[Start]

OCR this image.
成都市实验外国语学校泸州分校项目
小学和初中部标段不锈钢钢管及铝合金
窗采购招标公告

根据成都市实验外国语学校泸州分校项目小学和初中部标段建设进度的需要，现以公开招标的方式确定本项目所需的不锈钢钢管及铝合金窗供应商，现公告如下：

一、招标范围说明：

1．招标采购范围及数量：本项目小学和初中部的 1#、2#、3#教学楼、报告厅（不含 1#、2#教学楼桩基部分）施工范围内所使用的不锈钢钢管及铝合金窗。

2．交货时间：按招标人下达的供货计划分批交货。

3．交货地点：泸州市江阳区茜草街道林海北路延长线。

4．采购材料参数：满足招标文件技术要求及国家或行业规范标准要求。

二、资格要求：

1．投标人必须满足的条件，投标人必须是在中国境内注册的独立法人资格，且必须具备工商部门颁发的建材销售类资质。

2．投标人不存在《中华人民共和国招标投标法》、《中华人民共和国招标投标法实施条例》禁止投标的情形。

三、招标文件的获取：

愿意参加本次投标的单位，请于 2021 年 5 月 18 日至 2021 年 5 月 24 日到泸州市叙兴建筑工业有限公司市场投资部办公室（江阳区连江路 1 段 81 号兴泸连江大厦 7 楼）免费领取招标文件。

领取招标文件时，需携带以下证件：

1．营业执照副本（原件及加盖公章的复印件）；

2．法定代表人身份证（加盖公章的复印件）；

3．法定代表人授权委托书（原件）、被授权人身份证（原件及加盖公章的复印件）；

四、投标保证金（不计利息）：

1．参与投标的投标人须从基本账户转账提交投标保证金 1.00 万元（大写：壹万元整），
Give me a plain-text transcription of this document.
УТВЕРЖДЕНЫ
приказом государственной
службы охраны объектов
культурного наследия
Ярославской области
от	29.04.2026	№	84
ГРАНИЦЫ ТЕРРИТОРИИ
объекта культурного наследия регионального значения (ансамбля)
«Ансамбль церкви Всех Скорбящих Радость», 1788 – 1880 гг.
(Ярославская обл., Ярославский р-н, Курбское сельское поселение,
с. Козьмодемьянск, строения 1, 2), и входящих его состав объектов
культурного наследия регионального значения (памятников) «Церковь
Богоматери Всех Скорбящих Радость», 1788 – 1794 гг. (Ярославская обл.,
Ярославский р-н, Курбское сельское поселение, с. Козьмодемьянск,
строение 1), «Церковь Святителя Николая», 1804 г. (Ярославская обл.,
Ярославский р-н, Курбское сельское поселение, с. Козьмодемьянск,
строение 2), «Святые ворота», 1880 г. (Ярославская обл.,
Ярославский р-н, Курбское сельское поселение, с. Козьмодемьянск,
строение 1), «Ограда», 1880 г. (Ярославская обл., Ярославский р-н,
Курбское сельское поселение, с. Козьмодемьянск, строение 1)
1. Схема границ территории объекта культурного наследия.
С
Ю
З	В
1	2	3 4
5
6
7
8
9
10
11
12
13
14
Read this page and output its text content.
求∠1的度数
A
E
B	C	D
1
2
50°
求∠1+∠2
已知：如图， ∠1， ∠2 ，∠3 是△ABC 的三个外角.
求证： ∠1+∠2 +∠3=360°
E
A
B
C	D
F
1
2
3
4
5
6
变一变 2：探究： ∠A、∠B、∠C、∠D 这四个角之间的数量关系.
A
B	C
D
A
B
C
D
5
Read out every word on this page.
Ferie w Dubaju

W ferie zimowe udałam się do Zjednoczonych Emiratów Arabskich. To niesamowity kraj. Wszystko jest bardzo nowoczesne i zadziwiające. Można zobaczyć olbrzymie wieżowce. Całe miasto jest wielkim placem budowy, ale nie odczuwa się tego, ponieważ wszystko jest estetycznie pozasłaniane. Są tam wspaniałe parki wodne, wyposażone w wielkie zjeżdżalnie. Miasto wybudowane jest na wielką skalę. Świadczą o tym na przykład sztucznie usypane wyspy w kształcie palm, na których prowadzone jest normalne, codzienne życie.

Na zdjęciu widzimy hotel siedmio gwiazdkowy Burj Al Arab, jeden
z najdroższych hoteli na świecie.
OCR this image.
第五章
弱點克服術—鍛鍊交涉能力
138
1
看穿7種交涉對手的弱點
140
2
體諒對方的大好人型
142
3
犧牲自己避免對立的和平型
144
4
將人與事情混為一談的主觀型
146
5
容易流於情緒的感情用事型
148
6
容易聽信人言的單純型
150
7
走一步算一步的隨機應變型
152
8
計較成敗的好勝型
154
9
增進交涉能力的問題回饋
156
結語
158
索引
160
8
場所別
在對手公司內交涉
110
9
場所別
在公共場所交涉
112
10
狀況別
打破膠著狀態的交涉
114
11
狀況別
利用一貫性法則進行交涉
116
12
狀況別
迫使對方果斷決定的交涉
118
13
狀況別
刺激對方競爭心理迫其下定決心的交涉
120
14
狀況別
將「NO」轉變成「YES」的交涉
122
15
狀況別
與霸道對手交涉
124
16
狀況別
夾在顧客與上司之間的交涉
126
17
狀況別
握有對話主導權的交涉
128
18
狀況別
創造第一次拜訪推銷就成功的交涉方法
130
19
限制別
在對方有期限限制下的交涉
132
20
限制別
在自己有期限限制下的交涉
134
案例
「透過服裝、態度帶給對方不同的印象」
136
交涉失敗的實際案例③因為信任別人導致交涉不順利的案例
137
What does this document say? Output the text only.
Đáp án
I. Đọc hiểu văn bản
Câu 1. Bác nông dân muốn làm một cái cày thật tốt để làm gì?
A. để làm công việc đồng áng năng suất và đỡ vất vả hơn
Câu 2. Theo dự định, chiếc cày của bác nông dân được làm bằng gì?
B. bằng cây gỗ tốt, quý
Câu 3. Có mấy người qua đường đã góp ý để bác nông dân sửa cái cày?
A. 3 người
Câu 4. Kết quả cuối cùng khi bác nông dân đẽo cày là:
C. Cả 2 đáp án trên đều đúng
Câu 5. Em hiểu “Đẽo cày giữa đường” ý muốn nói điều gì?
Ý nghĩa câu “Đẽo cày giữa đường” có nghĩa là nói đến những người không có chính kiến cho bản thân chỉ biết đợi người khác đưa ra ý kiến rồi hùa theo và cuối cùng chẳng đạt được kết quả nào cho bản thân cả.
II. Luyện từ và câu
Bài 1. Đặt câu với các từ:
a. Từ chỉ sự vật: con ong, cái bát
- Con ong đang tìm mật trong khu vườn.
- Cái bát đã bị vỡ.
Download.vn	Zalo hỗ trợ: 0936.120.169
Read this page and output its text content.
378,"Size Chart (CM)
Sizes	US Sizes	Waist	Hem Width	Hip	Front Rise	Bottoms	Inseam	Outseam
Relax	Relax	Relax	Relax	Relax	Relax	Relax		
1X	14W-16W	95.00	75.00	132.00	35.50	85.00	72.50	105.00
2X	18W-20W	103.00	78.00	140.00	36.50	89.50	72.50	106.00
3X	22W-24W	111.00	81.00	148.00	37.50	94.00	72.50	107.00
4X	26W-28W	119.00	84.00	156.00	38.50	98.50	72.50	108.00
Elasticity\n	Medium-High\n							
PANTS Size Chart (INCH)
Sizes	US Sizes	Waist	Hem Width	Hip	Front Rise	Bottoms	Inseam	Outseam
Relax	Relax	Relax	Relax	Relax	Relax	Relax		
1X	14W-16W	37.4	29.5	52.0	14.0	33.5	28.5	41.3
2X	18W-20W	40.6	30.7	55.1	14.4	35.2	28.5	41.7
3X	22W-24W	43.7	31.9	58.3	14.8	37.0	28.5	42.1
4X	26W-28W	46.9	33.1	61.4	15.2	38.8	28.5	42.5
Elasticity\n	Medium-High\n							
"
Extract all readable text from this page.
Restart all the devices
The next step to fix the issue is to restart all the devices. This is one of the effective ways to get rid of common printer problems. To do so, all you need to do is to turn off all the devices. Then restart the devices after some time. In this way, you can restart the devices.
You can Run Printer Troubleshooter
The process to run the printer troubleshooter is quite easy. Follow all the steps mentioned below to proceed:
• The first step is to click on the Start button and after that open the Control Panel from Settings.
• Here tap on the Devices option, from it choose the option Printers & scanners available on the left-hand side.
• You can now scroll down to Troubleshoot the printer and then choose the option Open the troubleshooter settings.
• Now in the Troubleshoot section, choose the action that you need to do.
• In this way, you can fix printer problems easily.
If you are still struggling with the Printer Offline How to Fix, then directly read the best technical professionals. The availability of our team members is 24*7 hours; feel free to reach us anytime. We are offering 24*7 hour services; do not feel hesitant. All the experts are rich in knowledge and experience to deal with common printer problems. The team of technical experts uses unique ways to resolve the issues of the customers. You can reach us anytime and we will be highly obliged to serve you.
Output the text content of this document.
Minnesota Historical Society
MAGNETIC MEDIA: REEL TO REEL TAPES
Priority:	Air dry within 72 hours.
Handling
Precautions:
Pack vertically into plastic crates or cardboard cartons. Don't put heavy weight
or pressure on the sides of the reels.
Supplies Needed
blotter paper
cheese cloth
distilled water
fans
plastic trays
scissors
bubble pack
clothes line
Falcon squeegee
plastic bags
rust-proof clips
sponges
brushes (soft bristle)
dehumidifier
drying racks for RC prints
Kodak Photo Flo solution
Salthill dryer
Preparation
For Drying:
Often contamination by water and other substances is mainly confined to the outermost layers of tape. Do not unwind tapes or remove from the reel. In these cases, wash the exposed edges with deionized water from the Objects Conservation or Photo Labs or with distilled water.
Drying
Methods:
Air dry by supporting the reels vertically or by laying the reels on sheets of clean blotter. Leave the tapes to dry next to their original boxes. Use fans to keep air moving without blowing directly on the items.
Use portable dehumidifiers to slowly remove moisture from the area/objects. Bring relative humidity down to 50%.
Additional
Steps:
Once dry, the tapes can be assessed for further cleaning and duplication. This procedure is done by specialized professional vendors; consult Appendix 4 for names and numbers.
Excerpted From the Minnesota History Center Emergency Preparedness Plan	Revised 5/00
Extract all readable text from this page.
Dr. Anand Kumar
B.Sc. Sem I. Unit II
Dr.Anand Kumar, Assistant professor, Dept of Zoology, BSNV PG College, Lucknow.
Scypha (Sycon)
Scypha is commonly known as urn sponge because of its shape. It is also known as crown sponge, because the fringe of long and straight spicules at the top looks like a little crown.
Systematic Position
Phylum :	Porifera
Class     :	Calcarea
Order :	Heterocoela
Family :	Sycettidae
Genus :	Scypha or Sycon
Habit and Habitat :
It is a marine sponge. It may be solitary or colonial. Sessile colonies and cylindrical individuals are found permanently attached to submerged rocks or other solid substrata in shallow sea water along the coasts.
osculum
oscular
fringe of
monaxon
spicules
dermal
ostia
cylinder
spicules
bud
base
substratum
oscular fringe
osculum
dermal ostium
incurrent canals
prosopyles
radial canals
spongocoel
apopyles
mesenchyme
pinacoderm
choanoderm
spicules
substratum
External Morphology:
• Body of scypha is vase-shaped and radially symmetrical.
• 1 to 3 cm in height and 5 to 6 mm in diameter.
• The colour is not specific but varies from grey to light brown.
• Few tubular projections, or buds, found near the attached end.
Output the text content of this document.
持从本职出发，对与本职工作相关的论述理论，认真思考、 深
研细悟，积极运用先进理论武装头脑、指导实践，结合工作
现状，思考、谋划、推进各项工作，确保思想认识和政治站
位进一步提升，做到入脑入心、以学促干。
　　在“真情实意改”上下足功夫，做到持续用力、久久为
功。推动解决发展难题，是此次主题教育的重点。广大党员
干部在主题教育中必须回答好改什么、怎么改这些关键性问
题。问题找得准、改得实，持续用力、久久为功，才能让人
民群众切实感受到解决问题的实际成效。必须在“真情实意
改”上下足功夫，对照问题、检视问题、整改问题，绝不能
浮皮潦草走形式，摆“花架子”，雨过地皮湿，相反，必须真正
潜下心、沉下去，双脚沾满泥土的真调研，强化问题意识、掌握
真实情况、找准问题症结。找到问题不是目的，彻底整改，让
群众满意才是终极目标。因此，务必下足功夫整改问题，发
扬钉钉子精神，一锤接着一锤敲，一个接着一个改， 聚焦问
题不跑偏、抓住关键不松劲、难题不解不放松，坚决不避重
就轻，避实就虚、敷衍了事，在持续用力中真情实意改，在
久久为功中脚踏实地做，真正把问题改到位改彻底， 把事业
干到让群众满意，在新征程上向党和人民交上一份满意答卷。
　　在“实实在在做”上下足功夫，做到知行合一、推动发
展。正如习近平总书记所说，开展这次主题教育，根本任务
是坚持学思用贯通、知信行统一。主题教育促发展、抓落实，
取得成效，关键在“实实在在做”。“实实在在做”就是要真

[End]

**INSTRUCTIONS FOR THE TASK:**
Copy every single line of the material above that holds "plastic".

**EXERCISE SOLUTION:**
Pack vertically into plastic crates or cardboard cartons. Don't put heavy weight
plastic trays
plastic bags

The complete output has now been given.